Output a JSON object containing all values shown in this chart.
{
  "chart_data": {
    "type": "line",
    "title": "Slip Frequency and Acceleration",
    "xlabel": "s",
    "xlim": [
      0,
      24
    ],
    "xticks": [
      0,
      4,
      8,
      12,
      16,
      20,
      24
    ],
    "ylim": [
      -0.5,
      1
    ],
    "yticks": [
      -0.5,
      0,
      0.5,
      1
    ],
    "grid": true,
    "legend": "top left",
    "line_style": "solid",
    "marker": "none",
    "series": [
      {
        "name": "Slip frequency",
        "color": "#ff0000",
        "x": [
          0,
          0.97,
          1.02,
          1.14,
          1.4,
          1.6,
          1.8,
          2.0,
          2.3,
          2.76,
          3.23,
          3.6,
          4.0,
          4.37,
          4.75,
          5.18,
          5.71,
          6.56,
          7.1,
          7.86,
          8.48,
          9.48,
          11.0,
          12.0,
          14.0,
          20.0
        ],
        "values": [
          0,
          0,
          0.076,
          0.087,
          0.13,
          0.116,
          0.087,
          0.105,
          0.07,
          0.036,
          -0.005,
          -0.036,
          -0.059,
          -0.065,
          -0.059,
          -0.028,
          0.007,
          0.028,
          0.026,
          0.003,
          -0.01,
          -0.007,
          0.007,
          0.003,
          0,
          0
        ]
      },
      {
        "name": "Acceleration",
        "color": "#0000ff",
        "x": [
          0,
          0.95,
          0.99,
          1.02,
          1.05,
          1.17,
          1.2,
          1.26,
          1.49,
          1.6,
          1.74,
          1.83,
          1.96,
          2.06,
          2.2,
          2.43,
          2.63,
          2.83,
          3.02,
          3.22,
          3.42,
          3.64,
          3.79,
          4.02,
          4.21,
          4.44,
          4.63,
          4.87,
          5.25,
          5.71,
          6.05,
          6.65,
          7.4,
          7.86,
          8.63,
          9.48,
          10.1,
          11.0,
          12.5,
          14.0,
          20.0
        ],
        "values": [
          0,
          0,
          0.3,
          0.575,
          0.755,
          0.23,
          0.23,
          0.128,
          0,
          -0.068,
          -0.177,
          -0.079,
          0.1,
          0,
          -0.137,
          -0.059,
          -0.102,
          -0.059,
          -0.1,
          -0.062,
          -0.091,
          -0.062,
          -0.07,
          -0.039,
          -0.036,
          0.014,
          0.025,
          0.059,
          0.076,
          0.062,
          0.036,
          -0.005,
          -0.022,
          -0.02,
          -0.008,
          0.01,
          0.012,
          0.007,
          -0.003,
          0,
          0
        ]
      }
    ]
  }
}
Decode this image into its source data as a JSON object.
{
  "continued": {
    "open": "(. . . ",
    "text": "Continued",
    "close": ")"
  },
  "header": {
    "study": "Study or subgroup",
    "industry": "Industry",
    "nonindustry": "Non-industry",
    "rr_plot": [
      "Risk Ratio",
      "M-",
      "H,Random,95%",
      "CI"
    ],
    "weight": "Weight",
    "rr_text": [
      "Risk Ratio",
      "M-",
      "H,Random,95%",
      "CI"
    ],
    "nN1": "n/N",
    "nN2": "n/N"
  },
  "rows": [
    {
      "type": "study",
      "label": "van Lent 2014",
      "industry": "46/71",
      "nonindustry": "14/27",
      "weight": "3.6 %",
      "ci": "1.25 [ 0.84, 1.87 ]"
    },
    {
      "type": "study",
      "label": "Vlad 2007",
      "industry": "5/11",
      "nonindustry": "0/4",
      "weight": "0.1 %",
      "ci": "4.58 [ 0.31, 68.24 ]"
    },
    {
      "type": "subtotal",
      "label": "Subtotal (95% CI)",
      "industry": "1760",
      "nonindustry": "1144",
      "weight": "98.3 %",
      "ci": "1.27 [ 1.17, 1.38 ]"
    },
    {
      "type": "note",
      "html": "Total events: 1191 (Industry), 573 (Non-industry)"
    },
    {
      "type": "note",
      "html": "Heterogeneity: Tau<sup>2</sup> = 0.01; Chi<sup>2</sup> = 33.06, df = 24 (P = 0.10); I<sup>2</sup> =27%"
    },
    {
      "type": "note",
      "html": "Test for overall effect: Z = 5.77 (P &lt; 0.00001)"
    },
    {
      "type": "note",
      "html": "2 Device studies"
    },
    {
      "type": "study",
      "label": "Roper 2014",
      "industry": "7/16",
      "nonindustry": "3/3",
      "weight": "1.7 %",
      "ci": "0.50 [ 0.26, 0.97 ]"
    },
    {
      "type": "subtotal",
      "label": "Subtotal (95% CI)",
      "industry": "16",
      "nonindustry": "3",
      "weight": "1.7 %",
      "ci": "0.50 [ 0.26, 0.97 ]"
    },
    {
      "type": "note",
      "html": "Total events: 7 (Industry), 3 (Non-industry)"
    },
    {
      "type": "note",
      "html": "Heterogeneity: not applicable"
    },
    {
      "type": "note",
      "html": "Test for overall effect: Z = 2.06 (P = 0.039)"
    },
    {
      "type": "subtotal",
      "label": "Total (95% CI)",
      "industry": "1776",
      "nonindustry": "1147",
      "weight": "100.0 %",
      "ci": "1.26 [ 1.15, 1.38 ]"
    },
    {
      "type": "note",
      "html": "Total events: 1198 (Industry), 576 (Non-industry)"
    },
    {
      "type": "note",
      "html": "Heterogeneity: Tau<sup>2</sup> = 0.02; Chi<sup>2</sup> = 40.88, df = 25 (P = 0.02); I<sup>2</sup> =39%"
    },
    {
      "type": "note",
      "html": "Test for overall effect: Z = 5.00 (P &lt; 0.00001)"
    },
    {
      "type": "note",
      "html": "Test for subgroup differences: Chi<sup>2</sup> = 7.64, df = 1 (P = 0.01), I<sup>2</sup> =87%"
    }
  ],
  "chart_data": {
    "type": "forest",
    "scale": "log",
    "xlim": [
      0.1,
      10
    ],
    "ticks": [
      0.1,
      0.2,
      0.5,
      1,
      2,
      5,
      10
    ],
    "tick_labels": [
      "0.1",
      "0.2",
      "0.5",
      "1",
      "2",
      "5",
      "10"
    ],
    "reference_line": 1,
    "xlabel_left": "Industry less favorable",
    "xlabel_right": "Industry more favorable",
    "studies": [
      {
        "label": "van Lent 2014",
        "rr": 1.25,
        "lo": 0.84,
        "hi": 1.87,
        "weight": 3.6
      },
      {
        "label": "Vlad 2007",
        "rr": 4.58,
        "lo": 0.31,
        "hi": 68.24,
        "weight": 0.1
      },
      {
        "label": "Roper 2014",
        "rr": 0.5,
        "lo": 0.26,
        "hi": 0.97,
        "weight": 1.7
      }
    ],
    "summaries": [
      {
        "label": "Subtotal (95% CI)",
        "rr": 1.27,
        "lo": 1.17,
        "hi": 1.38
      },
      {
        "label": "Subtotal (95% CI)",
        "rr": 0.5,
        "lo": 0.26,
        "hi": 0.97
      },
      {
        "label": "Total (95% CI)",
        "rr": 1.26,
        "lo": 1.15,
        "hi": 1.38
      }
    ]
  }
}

Work to be completed = Please output every record, keeping each line exact.

Exercise response =
Output a JSON object containing all values shown in this chart.
{
  "chart_data": {
    "type": "line",
    "title": "Slip Frequency and Acceleration",
    "xlabel": "s",
    "xlim": [
      0,
      24
    ],
    "xticks": [
      0,
      4,
      8,
      12,
      16,
      20,
      24
    ],
    "ylim": [
      -0.5,
      1
    ],
    "yticks": [
      -0.5,
      0,
      0.5,
      1
    ],
    "grid": true,
    "legend": "top left",
    "line_style": "solid",
    "marker": "none",
    "series": [
      {
        "name": "Slip frequency",
        "color": "#ff0000",
        "x": [
          0,
          0.97,
          1.02,
          1.14,
          1.4,
          1.6,
          1.8,
          2.0,
          2.3,
          2.76,
          3.23,
          3.6,
          4.0,
          4.37,
          4.75,
          5.18,
          5.71,
          6.56,
          7.1,
          7.86,
          8.48,
          9.48,
          11.0,
          12.0,
          14.0,
          20.0
        ],
        "values": [
          0,
          0,
          0.076,
          0.087,
          0.13,
          0.116,
          0.087,
          0.105,
          0.07,
          0.036,
          -0.005,
          -0.036,
          -0.059,
          -0.065,
          -0.059,
          -0.028,
          0.007,
          0.028,
          0.026,
          0.003,
          -0.01,
          -0.007,
          0.007,
          0.003,
          0,
          0
        ]
      },
      {
        "name": "Acceleration",
        "color": "#0000ff",
        "x": [
          0,
          0.95,
          0.99,
          1.02,
          1.05,
          1.17,
          1.2,
          1.26,
          1.49,
          1.6,
          1.74,
          1.83,
          1.96,
          2.06,
          2.2,
          2.43,
          2.63,
          2.83,
          3.02,
          3.22,
          3.42,
          3.64,
          3.79,
          4.02,
          4.21,
          4.44,
          4.63,
          4.87,
          5.25,
          5.71,
          6.05,
          6.65,
          7.4,
          7.86,
          8.63,
          9.48,
          10.1,
          11.0,
          12.5,
          14.0,
          20.0
        ],
        "values": [
          0,
          0,
          0.3,
          0.575,
          0.755,
          0.23,
          0.23,
          0.128,
          0,
          -0.068,
          -0.177,
          -0.079,
          0.1,
          0,
          -0.137,
          -0.059,
          -0.102,
          -0.059,
          -0.1,
          -0.062,
          -0.091,
          -0.062,
          -0.07,
          -0.039,
          -0.036,
          0.014,
          0.025,
          0.059,
          0.076,
          0.062,
          0.036,
          -0.005,
          -0.022,
          -0.02,
          -0.008,
          0.01,
          0.012,
          0.007,
          -0.003,
          0,
          0
        ]
      }
    ]
  }
}
Decode this image into its source data as a JSON object.
{
  "continued": {
    "open": "(. . . ",
    "text": "Continued",
    "close": ")"
  },
  "header": {
    "study": "Study or subgroup",
    "industry": "Industry",
    "nonindustry": "Non-industry",
    "rr_plot": [
      "Risk Ratio",
      "M-",
      "H,Random,95%",
      "CI"
    ],
    "weight": "Weight",
    "rr_text": [
      "Risk Ratio",
      "M-",
      "H,Random,95%",
      "CI"
    ],
    "nN1": "n/N",
    "nN2": "n/N"
  },
  "rows": [
    {
      "type": "study",
      "label": "van Lent 2014",
      "industry": "46/71",
      "nonindustry": "14/27",
      "weight": "3.6 %",
      "ci": "1.25 [ 0.84, 1.87 ]"
    },
    {
      "type": "study",
      "label": "Vlad 2007",
      "industry": "5/11",
      "nonindustry": "0/4",
      "weight": "0.1 %",
      "ci": "4.58 [ 0.31, 68.24 ]"
    },
    {
      "type": "subtotal",
      "label": "Subtotal (95% CI)",
      "industry": "1760",
      "nonindustry": "1144",
      "weight": "98.3 %",
      "ci": "1.27 [ 1.17, 1.38 ]"
    },
    {
      "type": "note",
      "html": "Total events: 1191 (Industry), 573 (Non-industry)"
    },
    {
      "type": "note",
      "html": "Heterogeneity: Tau<sup>2</sup> = 0.01; Chi<sup>2</sup> = 33.06, df = 24 (P = 0.10); I<sup>2</sup> =27%"
    },
    {
      "type": "note",
      "html": "Test for overall effect: Z = 5.77 (P &lt; 0.00001)"
    },
    {
      "type": "note",
      "html": "2 Device studies"
    },
    {
      "type": "study",
      "label": "Roper 2014",
      "industry": "7/16",
      "nonindustry": "3/3",
      "weight": "1.7 %",
      "ci": "0.50 [ 0.26, 0.97 ]"
    },
    {
      "type": "subtotal",
      "label": "Subtotal (95% CI)",
      "industry": "16",
      "nonindustry": "3",
      "weight": "1.7 %",
      "ci": "0.50 [ 0.26, 0.97 ]"
    },
    {
      "type": "note",
      "html": "Total events: 7 (Industry), 3 (Non-industry)"
    },
    {
      "type": "note",
      "html": "Heterogeneity: not applicable"
    },
    {
      "type": "note",
      "html": "Test for overall effect: Z = 2.06 (P = 0.039)"
    },
    {
      "type": "subtotal",
      "label": "Total (95% CI)",
      "industry": "1776",
      "nonindustry": "1147",
      "weight": "100.0 %",
      "ci": "1.26 [ 1.15, 1.38 ]"
    },
    {
      "type": "note",
      "html": "Total events: 1198 (Industry), 576 (Non-industry)"
    },
    {
      "type": "note",
      "html": "Heterogeneity: Tau<sup>2</sup> = 0.02; Chi<sup>2</sup> = 40.88, df = 25 (P = 0.02); I<sup>2</sup> =39%"
    },
    {
      "type": "note",
      "html": "Test for overall effect: Z = 5.00 (P &lt; 0.00001)"
    },
    {
      "type": "note",
      "html": "Test for subgroup differences: Chi<sup>2</sup> = 7.64, df = 1 (P = 0.01), I<sup>2</sup> =87%"
    }
  ],
  "chart_data": {
    "type": "forest",
    "scale": "log",
    "xlim": [
      0.1,
      10
    ],
    "ticks": [
      0.1,
      0.2,
      0.5,
      1,
      2,
      5,
      10
    ],
    "tick_labels": [
      "0.1",
      "0.2",
      "0.5",
      "1",
      "2",
      "5",
      "10"
    ],
    "reference_line": 1,
    "xlabel_left": "Industry less favorable",
    "xlabel_right": "Industry more favorable",
    "studies": [
      {
        "label": "van Lent 2014",
        "rr": 1.25,
        "lo": 0.84,
        "hi": 1.87,
        "weight": 3.6
      },
      {
        "label": "Vlad 2007",
        "rr": 4.58,
        "lo": 0.31,
        "hi": 68.24,
        "weight": 0.1
      },
      {
        "label": "Roper 2014",
        "rr": 0.5,
        "lo": 0.26,
        "hi": 0.97,
        "weight": 1.7
      }
    ],
    "summaries": [
      {
        "label": "Subtotal (95% CI)",
        "rr": 1.27,
        "lo": 1.17,
        "hi": 1.38
      },
      {
        "label": "Subtotal (95% CI)",
        "rr": 0.5,
        "lo": 0.26,
        "hi": 0.97
      },
      {
        "label": "Total (95% CI)",
        "rr": 1.26,
        "lo": 1.15,
        "hi": 1.38
      }
    ]
  }
}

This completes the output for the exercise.